WHAT IS REQUIRED:
Give the material again in full, matching it exactly.

PROVIDED INFORMATION:
══════════
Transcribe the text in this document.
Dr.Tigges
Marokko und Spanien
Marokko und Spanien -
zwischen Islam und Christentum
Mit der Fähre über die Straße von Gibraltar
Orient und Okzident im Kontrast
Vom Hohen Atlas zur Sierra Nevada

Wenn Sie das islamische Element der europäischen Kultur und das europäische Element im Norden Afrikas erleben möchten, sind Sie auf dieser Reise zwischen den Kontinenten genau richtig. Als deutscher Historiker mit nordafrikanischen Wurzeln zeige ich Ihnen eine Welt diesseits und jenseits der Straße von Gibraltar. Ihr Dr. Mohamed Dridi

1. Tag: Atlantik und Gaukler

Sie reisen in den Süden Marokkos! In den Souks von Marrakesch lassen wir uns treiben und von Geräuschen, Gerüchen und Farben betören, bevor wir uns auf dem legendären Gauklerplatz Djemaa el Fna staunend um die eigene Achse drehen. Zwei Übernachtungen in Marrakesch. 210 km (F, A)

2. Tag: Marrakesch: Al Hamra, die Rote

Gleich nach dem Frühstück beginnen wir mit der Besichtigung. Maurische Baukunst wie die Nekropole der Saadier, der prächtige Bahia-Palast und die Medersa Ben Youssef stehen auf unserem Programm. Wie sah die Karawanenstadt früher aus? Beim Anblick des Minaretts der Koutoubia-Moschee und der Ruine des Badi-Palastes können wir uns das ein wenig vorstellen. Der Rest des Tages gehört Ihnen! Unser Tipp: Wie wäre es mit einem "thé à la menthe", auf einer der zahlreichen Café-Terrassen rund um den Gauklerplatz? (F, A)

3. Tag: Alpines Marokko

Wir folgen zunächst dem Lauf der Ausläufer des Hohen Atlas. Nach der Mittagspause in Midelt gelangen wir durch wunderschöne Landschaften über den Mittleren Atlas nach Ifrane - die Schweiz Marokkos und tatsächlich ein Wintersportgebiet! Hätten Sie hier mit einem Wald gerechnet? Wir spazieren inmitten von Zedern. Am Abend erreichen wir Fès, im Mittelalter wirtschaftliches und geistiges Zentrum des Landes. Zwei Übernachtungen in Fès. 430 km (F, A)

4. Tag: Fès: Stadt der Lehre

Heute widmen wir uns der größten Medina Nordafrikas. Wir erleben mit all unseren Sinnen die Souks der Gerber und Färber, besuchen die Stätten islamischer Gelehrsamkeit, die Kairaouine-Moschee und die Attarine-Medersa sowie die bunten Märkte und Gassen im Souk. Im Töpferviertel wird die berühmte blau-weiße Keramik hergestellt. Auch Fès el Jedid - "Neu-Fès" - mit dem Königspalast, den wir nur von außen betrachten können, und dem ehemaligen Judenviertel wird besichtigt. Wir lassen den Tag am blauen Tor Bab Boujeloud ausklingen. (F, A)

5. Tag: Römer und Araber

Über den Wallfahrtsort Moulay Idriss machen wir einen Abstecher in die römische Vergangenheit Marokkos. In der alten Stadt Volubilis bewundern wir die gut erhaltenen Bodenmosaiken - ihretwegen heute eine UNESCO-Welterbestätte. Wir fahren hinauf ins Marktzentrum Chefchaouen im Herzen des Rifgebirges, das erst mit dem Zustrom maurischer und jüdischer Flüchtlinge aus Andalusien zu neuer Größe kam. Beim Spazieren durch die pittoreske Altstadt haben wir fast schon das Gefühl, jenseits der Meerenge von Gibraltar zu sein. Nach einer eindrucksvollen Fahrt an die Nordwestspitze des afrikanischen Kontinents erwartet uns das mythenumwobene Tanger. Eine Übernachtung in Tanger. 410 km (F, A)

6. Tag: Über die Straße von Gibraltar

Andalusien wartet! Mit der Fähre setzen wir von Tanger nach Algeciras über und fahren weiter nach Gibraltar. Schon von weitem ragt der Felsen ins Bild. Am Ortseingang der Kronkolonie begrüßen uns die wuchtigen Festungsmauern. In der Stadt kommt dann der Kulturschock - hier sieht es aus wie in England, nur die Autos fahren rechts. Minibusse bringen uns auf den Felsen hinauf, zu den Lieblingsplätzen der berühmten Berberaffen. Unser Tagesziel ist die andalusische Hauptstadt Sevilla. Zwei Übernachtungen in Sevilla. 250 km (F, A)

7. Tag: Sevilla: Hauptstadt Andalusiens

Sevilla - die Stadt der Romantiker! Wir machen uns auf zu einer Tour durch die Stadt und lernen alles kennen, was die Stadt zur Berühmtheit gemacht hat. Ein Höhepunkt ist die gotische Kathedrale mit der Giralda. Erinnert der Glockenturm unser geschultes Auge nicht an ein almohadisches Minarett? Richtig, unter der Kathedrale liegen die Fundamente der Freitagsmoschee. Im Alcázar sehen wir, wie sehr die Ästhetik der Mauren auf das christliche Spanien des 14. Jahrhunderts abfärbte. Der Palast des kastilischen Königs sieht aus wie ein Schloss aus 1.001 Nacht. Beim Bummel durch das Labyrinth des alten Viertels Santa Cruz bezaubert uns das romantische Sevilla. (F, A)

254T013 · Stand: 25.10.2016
══════════
RESULT OF THE EXERCISE:
Transcribe the text in this document.
Dr.Tigges
Marokko und Spanien
Marokko und Spanien -
zwischen Islam und Christentum
Mit der Fähre über die Straße von Gibraltar
Orient und Okzident im Kontrast
Vom Hohen Atlas zur Sierra Nevada

Wenn Sie das islamische Element der europäischen Kultur und das europäische Element im Norden Afrikas erleben möchten, sind Sie auf dieser Reise zwischen den Kontinenten genau richtig. Als deutscher Historiker mit nordafrikanischen Wurzeln zeige ich Ihnen eine Welt diesseits und jenseits der Straße von Gibraltar. Ihr Dr. Mohamed Dridi

1. Tag: Atlantik und Gaukler

Sie reisen in den Süden Marokkos! In den Souks von Marrakesch lassen wir uns treiben und von Geräuschen, Gerüchen und Farben betören, bevor wir uns auf dem legendären Gauklerplatz Djemaa el Fna staunend um die eigene Achse drehen. Zwei Übernachtungen in Marrakesch. 210 km (F, A)

2. Tag: Marrakesch: Al Hamra, die Rote

Gleich nach dem Frühstück beginnen wir mit der Besichtigung. Maurische Baukunst wie die Nekropole der Saadier, der prächtige Bahia-Palast und die Medersa Ben Youssef stehen auf unserem Programm. Wie sah die Karawanenstadt früher aus? Beim Anblick des Minaretts der Koutoubia-Moschee und der Ruine des Badi-Palastes können wir uns das ein wenig vorstellen. Der Rest des Tages gehört Ihnen! Unser Tipp: Wie wäre es mit einem "thé à la menthe", auf einer der zahlreichen Café-Terrassen rund um den Gauklerplatz? (F, A)

3. Tag: Alpines Marokko

Wir folgen zunächst dem Lauf der Ausläufer des Hohen Atlas. Nach der Mittagspause in Midelt gelangen wir durch wunderschöne Landschaften über den Mittleren Atlas nach Ifrane - die Schweiz Marokkos und tatsächlich ein Wintersportgebiet! Hätten Sie hier mit einem Wald gerechnet? Wir spazieren inmitten von Zedern. Am Abend erreichen wir Fès, im Mittelalter wirtschaftliches und geistiges Zentrum des Landes. Zwei Übernachtungen in Fès. 430 km (F, A)

4. Tag: Fès: Stadt der Lehre

Heute widmen wir uns der größten Medina Nordafrikas. Wir erleben mit all unseren Sinnen die Souks der Gerber und Färber, besuchen die Stätten islamischer Gelehrsamkeit, die Kairaouine-Moschee und die Attarine-Medersa sowie die bunten Märkte und Gassen im Souk. Im Töpferviertel wird die berühmte blau-weiße Keramik hergestellt. Auch Fès el Jedid - "Neu-Fès" - mit dem Königspalast, den wir nur von außen betrachten können, und dem ehemaligen Judenviertel wird besichtigt. Wir lassen den Tag am blauen Tor Bab Boujeloud ausklingen. (F, A)

5. Tag: Römer und Araber

Über den Wallfahrtsort Moulay Idriss machen wir einen Abstecher in die römische Vergangenheit Marokkos. In der alten Stadt Volubilis bewundern wir die gut erhaltenen Bodenmosaiken - ihretwegen heute eine UNESCO-Welterbestätte. Wir fahren hinauf ins Marktzentrum Chefchaouen im Herzen des Rifgebirges, das erst mit dem Zustrom maurischer und jüdischer Flüchtlinge aus Andalusien zu neuer Größe kam. Beim Spazieren durch die pittoreske Altstadt haben wir fast schon das Gefühl, jenseits der Meerenge von Gibraltar zu sein. Nach einer eindrucksvollen Fahrt an die Nordwestspitze des afrikanischen Kontinents erwartet uns das mythenumwobene Tanger. Eine Übernachtung in Tanger. 410 km (F, A)

6. Tag: Über die Straße von Gibraltar

Andalusien wartet! Mit der Fähre setzen wir von Tanger nach Algeciras über und fahren weiter nach Gibraltar. Schon von weitem ragt der Felsen ins Bild. Am Ortseingang der Kronkolonie begrüßen uns die wuchtigen Festungsmauern. In der Stadt kommt dann der Kulturschock - hier sieht es aus wie in England, nur die Autos fahren rechts. Minibusse bringen uns auf den Felsen hinauf, zu den Lieblingsplätzen der berühmten Berberaffen. Unser Tagesziel ist die andalusische Hauptstadt Sevilla. Zwei Übernachtungen in Sevilla. 250 km (F, A)

7. Tag: Sevilla: Hauptstadt Andalusiens

Sevilla - die Stadt der Romantiker! Wir machen uns auf zu einer Tour durch die Stadt und lernen alles kennen, was die Stadt zur Berühmtheit gemacht hat. Ein Höhepunkt ist die gotische Kathedrale mit der Giralda. Erinnert der Glockenturm unser geschultes Auge nicht an ein almohadisches Minarett? Richtig, unter der Kathedrale liegen die Fundamente der Freitagsmoschee. Im Alcázar sehen wir, wie sehr die Ästhetik der Mauren auf das christliche Spanien des 14. Jahrhunderts abfärbte. Der Palast des kastilischen Königs sieht aus wie ein Schloss aus 1.001 Nacht. Beim Bummel durch das Labyrinth des alten Viertels Santa Cruz bezaubert uns das romantische Sevilla. (F, A)

254T013 · Stand: 25.10.2016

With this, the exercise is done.